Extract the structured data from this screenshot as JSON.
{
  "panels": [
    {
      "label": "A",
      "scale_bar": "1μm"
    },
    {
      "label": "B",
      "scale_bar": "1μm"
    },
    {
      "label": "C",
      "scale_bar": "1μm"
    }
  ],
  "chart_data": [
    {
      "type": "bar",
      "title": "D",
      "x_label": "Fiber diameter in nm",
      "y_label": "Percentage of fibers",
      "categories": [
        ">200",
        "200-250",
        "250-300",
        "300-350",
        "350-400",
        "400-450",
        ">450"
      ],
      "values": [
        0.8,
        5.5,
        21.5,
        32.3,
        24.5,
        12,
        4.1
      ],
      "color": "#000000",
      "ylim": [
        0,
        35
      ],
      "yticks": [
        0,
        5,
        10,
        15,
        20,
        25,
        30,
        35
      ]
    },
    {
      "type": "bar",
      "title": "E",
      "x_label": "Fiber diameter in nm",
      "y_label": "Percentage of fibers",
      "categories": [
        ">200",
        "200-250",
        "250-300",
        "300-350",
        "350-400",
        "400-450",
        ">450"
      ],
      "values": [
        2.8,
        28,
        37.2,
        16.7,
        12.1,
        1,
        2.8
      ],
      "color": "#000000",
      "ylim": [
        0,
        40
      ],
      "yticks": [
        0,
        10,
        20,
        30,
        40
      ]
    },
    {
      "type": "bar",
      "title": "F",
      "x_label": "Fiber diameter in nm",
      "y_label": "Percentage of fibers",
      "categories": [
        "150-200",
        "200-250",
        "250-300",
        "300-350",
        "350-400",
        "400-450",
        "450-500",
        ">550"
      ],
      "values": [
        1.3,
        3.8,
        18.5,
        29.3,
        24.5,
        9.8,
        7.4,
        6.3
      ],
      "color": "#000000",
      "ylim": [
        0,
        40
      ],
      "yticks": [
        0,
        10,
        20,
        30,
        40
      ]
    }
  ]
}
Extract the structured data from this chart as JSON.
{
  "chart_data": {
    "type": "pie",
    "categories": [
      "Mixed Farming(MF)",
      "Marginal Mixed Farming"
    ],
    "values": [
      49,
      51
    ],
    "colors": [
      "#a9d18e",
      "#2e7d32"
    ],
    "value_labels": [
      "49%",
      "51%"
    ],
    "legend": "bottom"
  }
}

________________________________________

**Problem requirements:** Would you write down every record again, exactly?

**Solution for this exercise:**
Extract the structured data from this screenshot as JSON.
{
  "panels": [
    {
      "label": "A",
      "scale_bar": "1μm"
    },
    {
      "label": "B",
      "scale_bar": "1μm"
    },
    {
      "label": "C",
      "scale_bar": "1μm"
    }
  ],
  "chart_data": [
    {
      "type": "bar",
      "title": "D",
      "x_label": "Fiber diameter in nm",
      "y_label": "Percentage of fibers",
      "categories": [
        ">200",
        "200-250",
        "250-300",
        "300-350",
        "350-400",
        "400-450",
        ">450"
      ],
      "values": [
        0.8,
        5.5,
        21.5,
        32.3,
        24.5,
        12,
        4.1
      ],
      "color": "#000000",
      "ylim": [
        0,
        35
      ],
      "yticks": [
        0,
        5,
        10,
        15,
        20,
        25,
        30,
        35
      ]
    },
    {
      "type": "bar",
      "title": "E",
      "x_label": "Fiber diameter in nm",
      "y_label": "Percentage of fibers",
      "categories": [
        ">200",
        "200-250",
        "250-300",
        "300-350",
        "350-400",
        "400-450",
        ">450"
      ],
      "values": [
        2.8,
        28,
        37.2,
        16.7,
        12.1,
        1,
        2.8
      ],
      "color": "#000000",
      "ylim": [
        0,
        40
      ],
      "yticks": [
        0,
        10,
        20,
        30,
        40
      ]
    },
    {
      "type": "bar",
      "title": "F",
      "x_label": "Fiber diameter in nm",
      "y_label": "Percentage of fibers",
      "categories": [
        "150-200",
        "200-250",
        "250-300",
        "300-350",
        "350-400",
        "400-450",
        "450-500",
        ">550"
      ],
      "values": [
        1.3,
        3.8,
        18.5,
        29.3,
        24.5,
        9.8,
        7.4,
        6.3
      ],
      "color": "#000000",
      "ylim": [
        0,
        40
      ],
      "yticks": [
        0,
        10,
        20,
        30,
        40
      ]
    }
  ]
}
Extract the structured data from this chart as JSON.
{
  "chart_data": {
    "type": "pie",
    "categories": [
      "Mixed Farming(MF)",
      "Marginal Mixed Farming"
    ],
    "values": [
      49,
      51
    ],
    "colors": [
      "#a9d18e",
      "#2e7d32"
    ],
    "value_labels": [
      "49%",
      "51%"
    ],
    "legend": "bottom"
  }
}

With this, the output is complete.